--- START RECORDED INFORMATION ---

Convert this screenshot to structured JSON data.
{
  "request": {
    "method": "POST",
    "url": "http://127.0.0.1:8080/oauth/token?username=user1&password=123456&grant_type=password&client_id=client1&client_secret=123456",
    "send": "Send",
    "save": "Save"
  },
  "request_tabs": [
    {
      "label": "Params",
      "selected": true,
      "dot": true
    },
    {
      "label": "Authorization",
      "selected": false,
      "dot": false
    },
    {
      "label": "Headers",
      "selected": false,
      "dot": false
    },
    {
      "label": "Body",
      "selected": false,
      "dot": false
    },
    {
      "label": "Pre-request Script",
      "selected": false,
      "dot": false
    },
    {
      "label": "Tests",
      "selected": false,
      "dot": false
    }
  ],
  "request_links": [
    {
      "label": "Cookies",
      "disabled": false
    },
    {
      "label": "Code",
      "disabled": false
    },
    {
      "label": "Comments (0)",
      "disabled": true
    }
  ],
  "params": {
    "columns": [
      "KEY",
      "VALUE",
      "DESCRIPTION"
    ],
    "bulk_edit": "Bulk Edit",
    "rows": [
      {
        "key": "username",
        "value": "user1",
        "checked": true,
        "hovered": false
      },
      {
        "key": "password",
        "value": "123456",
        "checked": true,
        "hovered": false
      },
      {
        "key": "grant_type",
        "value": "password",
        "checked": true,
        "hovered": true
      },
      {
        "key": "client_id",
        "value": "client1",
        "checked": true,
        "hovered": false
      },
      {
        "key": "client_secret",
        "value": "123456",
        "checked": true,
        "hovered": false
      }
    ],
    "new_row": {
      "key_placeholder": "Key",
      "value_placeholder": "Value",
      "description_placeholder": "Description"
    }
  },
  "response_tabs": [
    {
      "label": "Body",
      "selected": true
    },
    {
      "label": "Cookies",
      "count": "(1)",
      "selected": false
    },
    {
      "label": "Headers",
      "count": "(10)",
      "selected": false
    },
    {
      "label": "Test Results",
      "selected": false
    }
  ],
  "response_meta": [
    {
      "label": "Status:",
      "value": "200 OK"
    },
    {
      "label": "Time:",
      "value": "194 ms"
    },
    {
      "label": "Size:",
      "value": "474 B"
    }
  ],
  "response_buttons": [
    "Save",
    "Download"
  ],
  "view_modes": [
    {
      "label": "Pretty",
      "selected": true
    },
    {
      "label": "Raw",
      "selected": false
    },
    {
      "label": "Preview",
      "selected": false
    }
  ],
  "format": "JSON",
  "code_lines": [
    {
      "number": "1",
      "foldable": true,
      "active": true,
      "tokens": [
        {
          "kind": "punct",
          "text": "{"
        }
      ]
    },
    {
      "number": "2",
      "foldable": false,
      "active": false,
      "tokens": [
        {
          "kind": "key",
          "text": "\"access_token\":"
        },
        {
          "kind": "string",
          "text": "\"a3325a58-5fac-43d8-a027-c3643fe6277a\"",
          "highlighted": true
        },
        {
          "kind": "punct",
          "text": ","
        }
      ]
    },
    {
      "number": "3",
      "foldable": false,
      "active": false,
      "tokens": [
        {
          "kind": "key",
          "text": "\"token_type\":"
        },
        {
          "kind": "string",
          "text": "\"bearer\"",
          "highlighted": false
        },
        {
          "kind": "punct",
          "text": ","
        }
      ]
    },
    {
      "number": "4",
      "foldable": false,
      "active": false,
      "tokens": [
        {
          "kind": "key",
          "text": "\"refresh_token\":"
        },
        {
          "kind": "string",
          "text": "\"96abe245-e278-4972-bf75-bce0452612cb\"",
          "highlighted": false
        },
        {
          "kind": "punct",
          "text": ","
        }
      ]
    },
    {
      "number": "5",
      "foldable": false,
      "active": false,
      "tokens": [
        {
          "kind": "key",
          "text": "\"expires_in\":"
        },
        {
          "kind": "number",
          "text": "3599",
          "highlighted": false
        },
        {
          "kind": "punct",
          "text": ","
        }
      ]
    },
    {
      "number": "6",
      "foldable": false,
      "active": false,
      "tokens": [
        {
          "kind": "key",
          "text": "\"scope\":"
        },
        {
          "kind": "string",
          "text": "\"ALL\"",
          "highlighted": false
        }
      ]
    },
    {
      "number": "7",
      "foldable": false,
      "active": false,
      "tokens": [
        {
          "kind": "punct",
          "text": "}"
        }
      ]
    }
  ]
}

--- END RECORDED INFORMATION ---

**AIM OF THE TASK:** From the records above, extract every entry exactly as given.

**RESPONSE TO THE EXERCISE:**
Convert this screenshot to structured JSON data.
{
  "request": {
    "method": "POST",
    "url": "http://127.0.0.1:8080/oauth/token?username=user1&password=123456&grant_type=password&client_id=client1&client_secret=123456",
    "send": "Send",
    "save": "Save"
  },
  "request_tabs": [
    {
      "label": "Params",
      "selected": true,
      "dot": true
    },
    {
      "label": "Authorization",
      "selected": false,
      "dot": false
    },
    {
      "label": "Headers",
      "selected": false,
      "dot": false
    },
    {
      "label": "Body",
      "selected": false,
      "dot": false
    },
    {
      "label": "Pre-request Script",
      "selected": false,
      "dot": false
    },
    {
      "label": "Tests",
      "selected": false,
      "dot": false
    }
  ],
  "request_links": [
    {
      "label": "Cookies",
      "disabled": false
    },
    {
      "label": "Code",
      "disabled": false
    },
    {
      "label": "Comments (0)",
      "disabled": true
    }
  ],
  "params": {
    "columns": [
      "KEY",
      "VALUE",
      "DESCRIPTION"
    ],
    "bulk_edit": "Bulk Edit",
    "rows": [
      {
        "key": "username",
        "value": "user1",
        "checked": true,
        "hovered": false
      },
      {
        "key": "password",
        "value": "123456",
        "checked": true,
        "hovered": false
      },
      {
        "key": "grant_type",
        "value": "password",
        "checked": true,
        "hovered": true
      },
      {
        "key": "client_id",
        "value": "client1",
        "checked": true,
        "hovered": false
      },
      {
        "key": "client_secret",
        "value": "123456",
        "checked": true,
        "hovered": false
      }
    ],
    "new_row": {
      "key_placeholder": "Key",
      "value_placeholder": "Value",
      "description_placeholder": "Description"
    }
  },
  "response_tabs": [
    {
      "label": "Body",
      "selected": true
    },
    {
      "label": "Cookies",
      "count": "(1)",
      "selected": false
    },
    {
      "label": "Headers",
      "count": "(10)",
      "selected": false
    },
    {
      "label": "Test Results",
      "selected": false
    }
  ],
  "response_meta": [
    {
      "label": "Status:",
      "value": "200 OK"
    },
    {
      "label": "Time:",
      "value": "194 ms"
    },
    {
      "label": "Size:",
      "value": "474 B"
    }
  ],
  "response_buttons": [
    "Save",
    "Download"
  ],
  "view_modes": [
    {
      "label": "Pretty",
      "selected": true
    },
    {
      "label": "Raw",
      "selected": false
    },
    {
      "label": "Preview",
      "selected": false
    }
  ],
  "format": "JSON",
  "code_lines": [
    {
      "number": "1",
      "foldable": true,
      "active": true,
      "tokens": [
        {
          "kind": "punct",
          "text": "{"
        }
      ]
    },
    {
      "number": "2",
      "foldable": false,
      "active": false,
      "tokens": [
        {
          "kind": "key",
          "text": "\"access_token\":"
        },
        {
          "kind": "string",
          "text": "\"a3325a58-5fac-43d8-a027-c3643fe6277a\"",
          "highlighted": true
        },
        {
          "kind": "punct",
          "text": ","
        }
      ]
    },
    {
      "number": "3",
      "foldable": false,
      "active": false,
      "tokens": [
        {
          "kind": "key",
          "text": "\"token_type\":"
        },
        {
          "kind": "string",
          "text": "\"bearer\"",
          "highlighted": false
        },
        {
          "kind": "punct",
          "text": ","
        }
      ]
    },
    {
      "number": "4",
      "foldable": false,
      "active": false,
      "tokens": [
        {
          "kind": "key",
          "text": "\"refresh_token\":"
        },
        {
          "kind": "string",
          "text": "\"96abe245-e278-4972-bf75-bce0452612cb\"",
          "highlighted": false
        },
        {
          "kind": "punct",
          "text": ","
        }
      ]
    },
    {
      "number": "5",
      "foldable": false,
      "active": false,
      "tokens": [
        {
          "kind": "key",
          "text": "\"expires_in\":"
        },
        {
          "kind": "number",
          "text": "3599",
          "highlighted": false
        },
        {
          "kind": "punct",
          "text": ","
        }
      ]
    },
    {
      "number": "6",
      "foldable": false,
      "active": false,
      "tokens": [
        {
          "kind": "key",
          "text": "\"scope\":"
        },
        {
          "kind": "string",
          "text": "\"ALL\"",
          "highlighted": false
        }
      ]
    },
    {
      "number": "7",
      "foldable": false,
      "active": false,
      "tokens": [
        {
          "kind": "punct",
          "text": "}"
        }
      ]
    }
  ]
}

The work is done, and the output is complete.